══ INFORMATION SUPPLIED ══
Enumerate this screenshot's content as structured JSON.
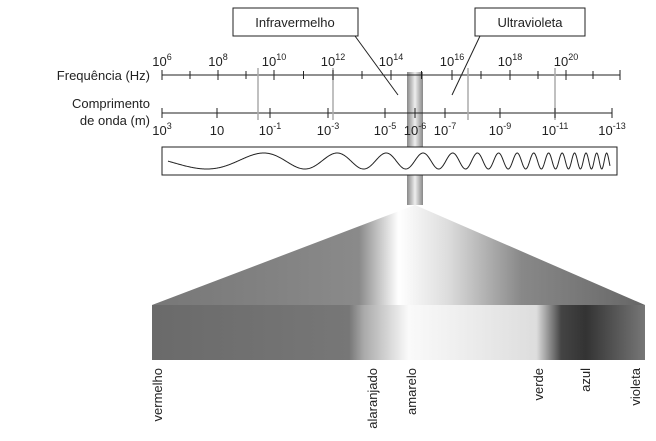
{
  "labels": {
    "infrared": "Infravermelho",
    "ultraviolet": "Ultravioleta",
    "frequency": "Frequência (Hz)",
    "wavelength_1": "Comprimento",
    "wavelength_2": "de onda (m)"
  },
  "frequency_ticks": [
    {
      "base": "10",
      "exp": "6"
    },
    {
      "base": "10",
      "exp": "8"
    },
    {
      "base": "10",
      "exp": "10"
    },
    {
      "base": "10",
      "exp": "12"
    },
    {
      "base": "10",
      "exp": "14"
    },
    {
      "base": "10",
      "exp": "16"
    },
    {
      "base": "10",
      "exp": "18"
    },
    {
      "base": "10",
      "exp": "20"
    }
  ],
  "wavelength_ticks": [
    {
      "base": "10",
      "exp": "3"
    },
    {
      "base": "10",
      "exp": ""
    },
    {
      "base": "10",
      "exp": "-1"
    },
    {
      "base": "10",
      "exp": "-3"
    },
    {
      "base": "10",
      "exp": "-5"
    },
    {
      "base": "10",
      "exp": "-6"
    },
    {
      "base": "10",
      "exp": "-7"
    },
    {
      "base": "10",
      "exp": "-9"
    },
    {
      "base": "10",
      "exp": "-11"
    },
    {
      "base": "10",
      "exp": "-13"
    }
  ],
  "colors": [
    "vermelho",
    "alaranjado",
    "amarelo",
    "verde",
    "azul",
    "violeta"
  ]
}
═══
- **REQUIRED TASK**: Repeat the records in full, exactly as they appear, without the pictures.

- **ANSWER BELOW**:
Enumerate this screenshot's content as structured JSON.
{
  "labels": {
    "infrared": "Infravermelho",
    "ultraviolet": "Ultravioleta",
    "frequency": "Frequência (Hz)",
    "wavelength_1": "Comprimento",
    "wavelength_2": "de onda (m)"
  },
  "frequency_ticks": [
    {
      "base": "10",
      "exp": "6"
    },
    {
      "base": "10",
      "exp": "8"
    },
    {
      "base": "10",
      "exp": "10"
    },
    {
      "base": "10",
      "exp": "12"
    },
    {
      "base": "10",
      "exp": "14"
    },
    {
      "base": "10",
      "exp": "16"
    },
    {
      "base": "10",
      "exp": "18"
    },
    {
      "base": "10",
      "exp": "20"
    }
  ],
  "wavelength_ticks": [
    {
      "base": "10",
      "exp": "3"
    },
    {
      "base": "10",
      "exp": ""
    },
    {
      "base": "10",
      "exp": "-1"
    },
    {
      "base": "10",
      "exp": "-3"
    },
    {
      "base": "10",
      "exp": "-5"
    },
    {
      "base": "10",
      "exp": "-6"
    },
    {
      "base": "10",
      "exp": "-7"
    },
    {
      "base": "10",
      "exp": "-9"
    },
    {
      "base": "10",
      "exp": "-11"
    },
    {
      "base": "10",
      "exp": "-13"
    }
  ],
  "colors": [
    "vermelho",
    "alaranjado",
    "amarelo",
    "verde",
    "azul",
    "violeta"
  ]
}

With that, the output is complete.